▶ **Short task**: Repeat each line exactly, leaving nothing out.

▶ **Saved data entries**:
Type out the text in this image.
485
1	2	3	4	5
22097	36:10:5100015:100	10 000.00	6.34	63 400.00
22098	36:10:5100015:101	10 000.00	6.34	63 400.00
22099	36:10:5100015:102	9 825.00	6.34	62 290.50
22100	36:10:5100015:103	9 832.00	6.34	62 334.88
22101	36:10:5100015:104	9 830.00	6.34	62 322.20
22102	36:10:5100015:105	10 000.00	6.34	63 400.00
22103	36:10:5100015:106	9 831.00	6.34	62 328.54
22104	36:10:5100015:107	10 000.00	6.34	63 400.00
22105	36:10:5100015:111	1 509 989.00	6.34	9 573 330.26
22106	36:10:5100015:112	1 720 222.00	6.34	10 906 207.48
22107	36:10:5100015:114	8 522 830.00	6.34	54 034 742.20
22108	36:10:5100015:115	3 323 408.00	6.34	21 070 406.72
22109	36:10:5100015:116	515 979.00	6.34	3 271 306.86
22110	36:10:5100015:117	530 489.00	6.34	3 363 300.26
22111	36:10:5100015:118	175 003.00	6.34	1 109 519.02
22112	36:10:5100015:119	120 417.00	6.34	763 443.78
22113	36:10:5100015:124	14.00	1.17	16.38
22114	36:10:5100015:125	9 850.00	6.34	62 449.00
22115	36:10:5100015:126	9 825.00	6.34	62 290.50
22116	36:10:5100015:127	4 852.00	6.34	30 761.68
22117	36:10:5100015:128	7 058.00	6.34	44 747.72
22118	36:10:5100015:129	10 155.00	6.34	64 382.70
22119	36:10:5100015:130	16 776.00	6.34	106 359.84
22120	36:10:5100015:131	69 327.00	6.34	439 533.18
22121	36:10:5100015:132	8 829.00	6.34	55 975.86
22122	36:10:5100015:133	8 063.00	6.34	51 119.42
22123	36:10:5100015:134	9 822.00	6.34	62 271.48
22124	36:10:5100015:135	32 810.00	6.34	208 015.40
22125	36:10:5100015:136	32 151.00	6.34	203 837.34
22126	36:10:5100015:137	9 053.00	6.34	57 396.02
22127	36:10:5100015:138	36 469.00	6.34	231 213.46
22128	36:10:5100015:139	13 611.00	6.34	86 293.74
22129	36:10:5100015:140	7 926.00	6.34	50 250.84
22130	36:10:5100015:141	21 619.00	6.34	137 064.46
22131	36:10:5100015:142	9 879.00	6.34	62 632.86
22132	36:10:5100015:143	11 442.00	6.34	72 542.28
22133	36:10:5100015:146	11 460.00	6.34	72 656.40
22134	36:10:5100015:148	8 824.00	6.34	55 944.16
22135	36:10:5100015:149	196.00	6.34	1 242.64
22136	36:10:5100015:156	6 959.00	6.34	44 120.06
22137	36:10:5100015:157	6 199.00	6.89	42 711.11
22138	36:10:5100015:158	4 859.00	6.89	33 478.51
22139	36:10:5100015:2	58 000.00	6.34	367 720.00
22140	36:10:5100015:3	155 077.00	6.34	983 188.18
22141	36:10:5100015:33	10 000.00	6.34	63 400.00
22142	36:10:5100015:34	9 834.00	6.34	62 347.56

▶ **Solution**:
Type out the text in this image.
485
1	2	3	4	5
22097	36:10:5100015:100	10 000.00	6.34	63 400.00
22098	36:10:5100015:101	10 000.00	6.34	63 400.00
22099	36:10:5100015:102	9 825.00	6.34	62 290.50
22100	36:10:5100015:103	9 832.00	6.34	62 334.88
22101	36:10:5100015:104	9 830.00	6.34	62 322.20
22102	36:10:5100015:105	10 000.00	6.34	63 400.00
22103	36:10:5100015:106	9 831.00	6.34	62 328.54
22104	36:10:5100015:107	10 000.00	6.34	63 400.00
22105	36:10:5100015:111	1 509 989.00	6.34	9 573 330.26
22106	36:10:5100015:112	1 720 222.00	6.34	10 906 207.48
22107	36:10:5100015:114	8 522 830.00	6.34	54 034 742.20
22108	36:10:5100015:115	3 323 408.00	6.34	21 070 406.72
22109	36:10:5100015:116	515 979.00	6.34	3 271 306.86
22110	36:10:5100015:117	530 489.00	6.34	3 363 300.26
22111	36:10:5100015:118	175 003.00	6.34	1 109 519.02
22112	36:10:5100015:119	120 417.00	6.34	763 443.78
22113	36:10:5100015:124	14.00	1.17	16.38
22114	36:10:5100015:125	9 850.00	6.34	62 449.00
22115	36:10:5100015:126	9 825.00	6.34	62 290.50
22116	36:10:5100015:127	4 852.00	6.34	30 761.68
22117	36:10:5100015:128	7 058.00	6.34	44 747.72
22118	36:10:5100015:129	10 155.00	6.34	64 382.70
22119	36:10:5100015:130	16 776.00	6.34	106 359.84
22120	36:10:5100015:131	69 327.00	6.34	439 533.18
22121	36:10:5100015:132	8 829.00	6.34	55 975.86
22122	36:10:5100015:133	8 063.00	6.34	51 119.42
22123	36:10:5100015:134	9 822.00	6.34	62 271.48
22124	36:10:5100015:135	32 810.00	6.34	208 015.40
22125	36:10:5100015:136	32 151.00	6.34	203 837.34
22126	36:10:5100015:137	9 053.00	6.34	57 396.02
22127	36:10:5100015:138	36 469.00	6.34	231 213.46
22128	36:10:5100015:139	13 611.00	6.34	86 293.74
22129	36:10:5100015:140	7 926.00	6.34	50 250.84
22130	36:10:5100015:141	21 619.00	6.34	137 064.46
22131	36:10:5100015:142	9 879.00	6.34	62 632.86
22132	36:10:5100015:143	11 442.00	6.34	72 542.28
22133	36:10:5100015:146	11 460.00	6.34	72 656.40
22134	36:10:5100015:148	8 824.00	6.34	55 944.16
22135	36:10:5100015:149	196.00	6.34	1 242.64
22136	36:10:5100015:156	6 959.00	6.34	44 120.06
22137	36:10:5100015:157	6 199.00	6.89	42 711.11
22138	36:10:5100015:158	4 859.00	6.89	33 478.51
22139	36:10:5100015:2	58 000.00	6.34	367 720.00
22140	36:10:5100015:3	155 077.00	6.34	983 188.18
22141	36:10:5100015:33	10 000.00	6.34	63 400.00
22142	36:10:5100015:34	9 834.00	6.34	62 347.56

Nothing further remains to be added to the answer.